Aim of the exercise: Every line holding the string "Object" should be gathered.

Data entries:
══════════════════════════════
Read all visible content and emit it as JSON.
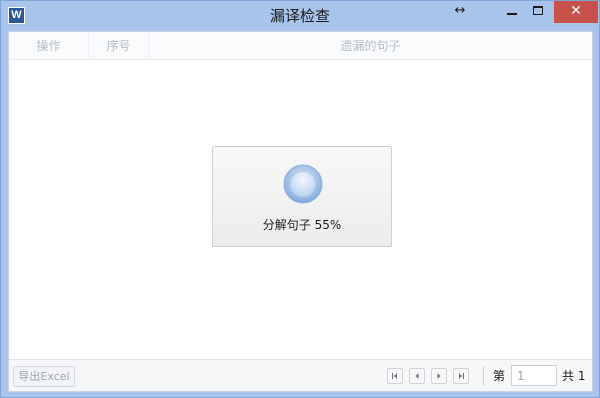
{
  "window": {
    "title": "漏译检查",
    "app_icon_letter": "W",
    "resize_glyph": "↔",
    "close_glyph": "✕"
  },
  "grid": {
    "columns": [
      "操作",
      "序号",
      "遗漏的句子"
    ]
  },
  "loading": {
    "label": "分解句子",
    "progress_text": "55%",
    "progress": 0.55
  },
  "footer": {
    "export_label": "导出Excel",
    "page_prefix": "第",
    "page_value": "1",
    "total_text": "共 1"
  },
  "colors": {
    "titlebar": "#a9c4ea",
    "close_button": "#c7504a"
  }
}
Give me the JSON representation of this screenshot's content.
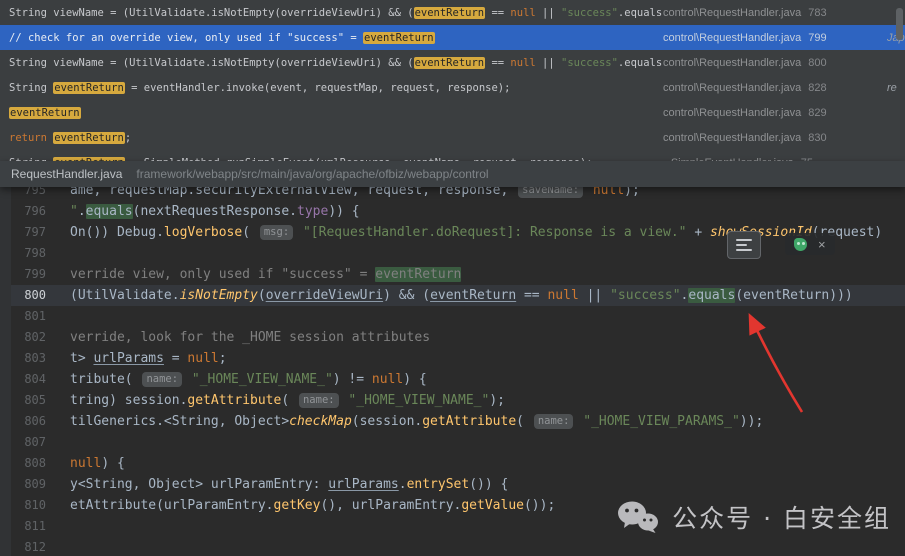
{
  "colors": {
    "selection_blue": "#2e64c1",
    "match_highlight_yellow": "#d6a93e",
    "editor_match_green": "#3a5b40",
    "arrow_red": "#e2362f",
    "editor_background": "#2b2b2b",
    "panel_background": "#3b3e40"
  },
  "results": {
    "rows": [
      {
        "selected": false,
        "file": "control\\RequestHandler.java",
        "line": "783",
        "edge": "",
        "code": [
          {
            "t": "String viewName = (UtilValidate.isNotEmpty(overrideViewUri) && ("
          },
          {
            "t": "eventReturn",
            "c": "hl"
          },
          {
            "t": " == "
          },
          {
            "t": "null",
            "c": "kw"
          },
          {
            "t": " || "
          },
          {
            "t": "\"success\"",
            "c": "str"
          },
          {
            "t": ".equals("
          },
          {
            "t": "eventRe",
            "c": "hl"
          }
        ]
      },
      {
        "selected": true,
        "file": "control\\RequestHandler.java",
        "line": "799",
        "edge": "Jap",
        "code": [
          {
            "t": "// check for an override view, only used if \"success\" = ",
            "c": "cmt"
          },
          {
            "t": "eventReturn",
            "c": "hl"
          }
        ]
      },
      {
        "selected": false,
        "file": "control\\RequestHandler.java",
        "line": "800",
        "edge": "",
        "code": [
          {
            "t": "String viewName = (UtilValidate.isNotEmpty(overrideViewUri) && ("
          },
          {
            "t": "eventReturn",
            "c": "hl"
          },
          {
            "t": " == "
          },
          {
            "t": "null",
            "c": "kw"
          },
          {
            "t": " || "
          },
          {
            "t": "\"success\"",
            "c": "str"
          },
          {
            "t": ".equals("
          },
          {
            "t": "eventRe",
            "c": "hl"
          }
        ]
      },
      {
        "selected": false,
        "file": "control\\RequestHandler.java",
        "line": "828",
        "edge": "re",
        "code": [
          {
            "t": "String "
          },
          {
            "t": "eventReturn",
            "c": "hl"
          },
          {
            "t": " = eventHandler.invoke(event, requestMap, request, response);"
          }
        ]
      },
      {
        "selected": false,
        "file": "control\\RequestHandler.java",
        "line": "829",
        "edge": "",
        "code": [
          {
            "t": "eventReturn",
            "c": "hl"
          }
        ]
      },
      {
        "selected": false,
        "file": "control\\RequestHandler.java",
        "line": "830",
        "edge": "",
        "code": [
          {
            "t": "return ",
            "c": "kw"
          },
          {
            "t": "eventReturn",
            "c": "hl"
          },
          {
            "t": ";"
          }
        ]
      },
      {
        "selected": false,
        "file": "SimpleEventHandler.java",
        "line": "75",
        "edge": "",
        "code": [
          {
            "t": "String "
          },
          {
            "t": "eventReturn",
            "c": "hl"
          },
          {
            "t": " = SimpleMethod.runSimpleEvent(xmlResource, eventName, request, response);"
          }
        ]
      }
    ]
  },
  "breadcrumb": {
    "file": "RequestHandler.java",
    "path": "framework/webapp/src/main/java/org/apache/ofbiz/webapp/control"
  },
  "editor": {
    "current_line": "800",
    "lines": [
      {
        "n": "795",
        "code": [
          {
            "t": "ame, requestMap.securityExternalView, request, response, "
          },
          {
            "t": "saveName:",
            "c": "hint"
          },
          {
            "t": " "
          },
          {
            "t": "null",
            "c": "kw"
          },
          {
            "t": ");"
          }
        ]
      },
      {
        "n": "796",
        "code": [
          {
            "t": "\"",
            "c": "str"
          },
          {
            "t": "."
          },
          {
            "t": "equals",
            "c": "hlg"
          },
          {
            "t": "(nextRequestResponse."
          },
          {
            "t": "type",
            "c": "field"
          },
          {
            "t": ")) {"
          }
        ]
      },
      {
        "n": "797",
        "code": [
          {
            "t": "On()) Debug."
          },
          {
            "t": "logVerbose",
            "c": "meth"
          },
          {
            "t": "( "
          },
          {
            "t": "msg:",
            "c": "hint"
          },
          {
            "t": " "
          },
          {
            "t": "\"[RequestHandler.doRequest]: Response is a view.\"",
            "c": "str"
          },
          {
            "t": " + "
          },
          {
            "t": "showSessionId",
            "c": "meth it"
          },
          {
            "t": "(request)"
          }
        ]
      },
      {
        "n": "798",
        "code": []
      },
      {
        "n": "799",
        "code": [
          {
            "t": "verride view, only used if \"success\" = ",
            "c": "cmt"
          },
          {
            "t": "eventReturn",
            "c": "cmt hlg"
          }
        ]
      },
      {
        "n": "800",
        "current": true,
        "code": [
          {
            "t": "(UtilValidate."
          },
          {
            "t": "isNotEmpty",
            "c": "meth it"
          },
          {
            "t": "("
          },
          {
            "t": "overrideViewUri",
            "c": "ul"
          },
          {
            "t": ") && ("
          },
          {
            "t": "eventReturn",
            "c": "ul"
          },
          {
            "t": " == "
          },
          {
            "t": "null",
            "c": "kw"
          },
          {
            "t": " || "
          },
          {
            "t": "\"success\"",
            "c": "str"
          },
          {
            "t": "."
          },
          {
            "t": "equals",
            "c": "hlg"
          },
          {
            "t": "(eventReturn)))"
          }
        ]
      },
      {
        "n": "801",
        "code": []
      },
      {
        "n": "802",
        "code": [
          {
            "t": "verride, look for the _HOME session attributes",
            "c": "cmt"
          }
        ]
      },
      {
        "n": "803",
        "code": [
          {
            "t": "t> "
          },
          {
            "t": "urlParams",
            "c": "ul"
          },
          {
            "t": " = "
          },
          {
            "t": "null",
            "c": "kw"
          },
          {
            "t": ";"
          }
        ]
      },
      {
        "n": "804",
        "code": [
          {
            "t": "tribute( "
          },
          {
            "t": "name:",
            "c": "hint"
          },
          {
            "t": " "
          },
          {
            "t": "\"_HOME_VIEW_NAME_\"",
            "c": "str"
          },
          {
            "t": ") != "
          },
          {
            "t": "null",
            "c": "kw"
          },
          {
            "t": ") {"
          }
        ]
      },
      {
        "n": "805",
        "code": [
          {
            "t": "tring) session."
          },
          {
            "t": "getAttribute",
            "c": "meth"
          },
          {
            "t": "( "
          },
          {
            "t": "name:",
            "c": "hint"
          },
          {
            "t": " "
          },
          {
            "t": "\"_HOME_VIEW_NAME_\"",
            "c": "str"
          },
          {
            "t": ");"
          }
        ]
      },
      {
        "n": "806",
        "code": [
          {
            "t": "tilGenerics.<String, Object>"
          },
          {
            "t": "checkMap",
            "c": "meth it"
          },
          {
            "t": "(session."
          },
          {
            "t": "getAttribute",
            "c": "meth"
          },
          {
            "t": "( "
          },
          {
            "t": "name:",
            "c": "hint"
          },
          {
            "t": " "
          },
          {
            "t": "\"_HOME_VIEW_PARAMS_\"",
            "c": "str"
          },
          {
            "t": "));"
          }
        ]
      },
      {
        "n": "807",
        "code": []
      },
      {
        "n": "808",
        "code": [
          {
            "t": "null",
            "c": "kw"
          },
          {
            "t": ") {"
          }
        ]
      },
      {
        "n": "809",
        "code": [
          {
            "t": "y<String, Object> urlParamEntry: "
          },
          {
            "t": "urlParams",
            "c": "ul"
          },
          {
            "t": "."
          },
          {
            "t": "entrySet",
            "c": "meth"
          },
          {
            "t": "()) {"
          }
        ]
      },
      {
        "n": "810",
        "code": [
          {
            "t": "etAttribute(urlParamEntry."
          },
          {
            "t": "getKey",
            "c": "meth"
          },
          {
            "t": "(), urlParamEntry."
          },
          {
            "t": "getValue",
            "c": "meth"
          },
          {
            "t": "());"
          }
        ]
      },
      {
        "n": "811",
        "code": []
      },
      {
        "n": "812",
        "code": []
      }
    ]
  },
  "overlay": {
    "close_glyph": "×",
    "watermark_text": "公众号 · 白安全组",
    "icons": [
      "wrap-lines-icon",
      "screenshot-tool-icon",
      "close-icon",
      "wechat-icon",
      "annotation-arrow"
    ]
  }
}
══════════════════════════════
Output for this exercise:
            "t": "tilGenerics.<String, Object>"
            "t": "y<String, Object> urlParamEntry: "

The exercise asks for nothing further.